Data excerpts
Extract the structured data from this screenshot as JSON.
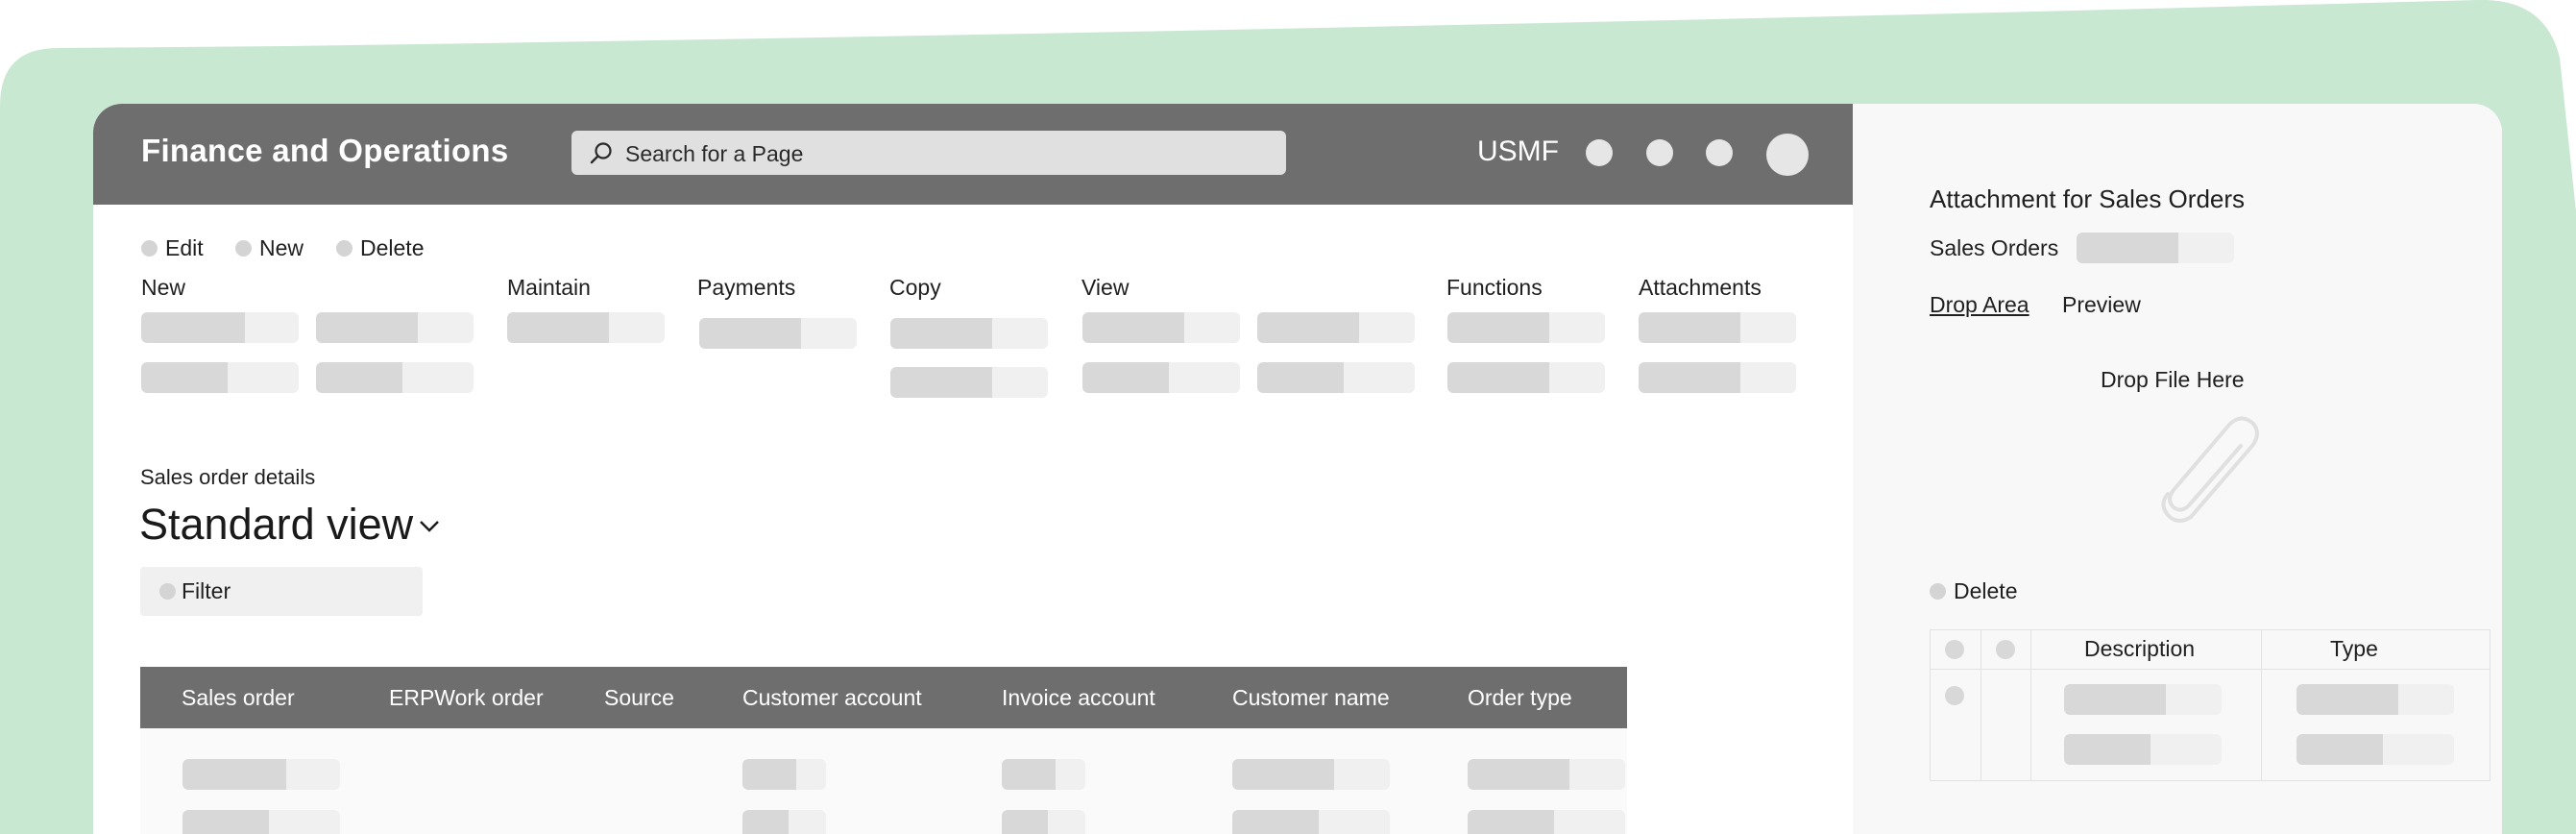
{
  "app": {
    "title": "Finance and Operations",
    "search_placeholder": "Search for a Page",
    "company": "USMF"
  },
  "colors": {
    "header_bg": "#6e6e6e",
    "backdrop_green": "#c8e8d2",
    "placeholder_fill": "#d8d8d8",
    "placeholder_track": "#f0f0f0"
  },
  "actions": [
    {
      "label": "Edit"
    },
    {
      "label": "New"
    },
    {
      "label": "Delete"
    }
  ],
  "ribbon_groups": [
    {
      "label": "New"
    },
    {
      "label": "Maintain"
    },
    {
      "label": "Payments"
    },
    {
      "label": "Copy"
    },
    {
      "label": "View"
    },
    {
      "label": "Functions"
    },
    {
      "label": "Attachments"
    }
  ],
  "page": {
    "section_label": "Sales order details",
    "view_name": "Standard view",
    "filter_label": "Filter"
  },
  "table": {
    "columns": [
      "Sales order",
      "ERPWork order",
      "Source",
      "Customer account",
      "Invoice account",
      "Customer name",
      "Order type"
    ]
  },
  "attachments_pane": {
    "title": "Attachment for Sales Orders",
    "sales_orders_label": "Sales Orders",
    "tab_drop_area": "Drop Area",
    "tab_preview": "Preview",
    "drop_text": "Drop File Here",
    "delete_label": "Delete",
    "columns": [
      "Description",
      "Type"
    ]
  },
  "icons": {
    "search": "search-icon",
    "chevron": "chevron-down-icon",
    "paperclip": "paperclip-icon"
  }
}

> _EXERCISE TASK_
Reproduce the listing above exactly, excluding all pictures.

> _EXERCISE SOLUTION_
Extract the structured data from this screenshot as JSON.
{
  "app": {
    "title": "Finance and Operations",
    "search_placeholder": "Search for a Page",
    "company": "USMF"
  },
  "colors": {
    "header_bg": "#6e6e6e",
    "backdrop_green": "#c8e8d2",
    "placeholder_fill": "#d8d8d8",
    "placeholder_track": "#f0f0f0"
  },
  "actions": [
    {
      "label": "Edit"
    },
    {
      "label": "New"
    },
    {
      "label": "Delete"
    }
  ],
  "ribbon_groups": [
    {
      "label": "New"
    },
    {
      "label": "Maintain"
    },
    {
      "label": "Payments"
    },
    {
      "label": "Copy"
    },
    {
      "label": "View"
    },
    {
      "label": "Functions"
    },
    {
      "label": "Attachments"
    }
  ],
  "page": {
    "section_label": "Sales order details",
    "view_name": "Standard view",
    "filter_label": "Filter"
  },
  "table": {
    "columns": [
      "Sales order",
      "ERPWork order",
      "Source",
      "Customer account",
      "Invoice account",
      "Customer name",
      "Order type"
    ]
  },
  "attachments_pane": {
    "title": "Attachment for Sales Orders",
    "sales_orders_label": "Sales Orders",
    "tab_drop_area": "Drop Area",
    "tab_preview": "Preview",
    "drop_text": "Drop File Here",
    "delete_label": "Delete",
    "columns": [
      "Description",
      "Type"
    ]
  },
  "icons": {
    "search": "search-icon",
    "chevron": "chevron-down-icon",
    "paperclip": "paperclip-icon"
  }
}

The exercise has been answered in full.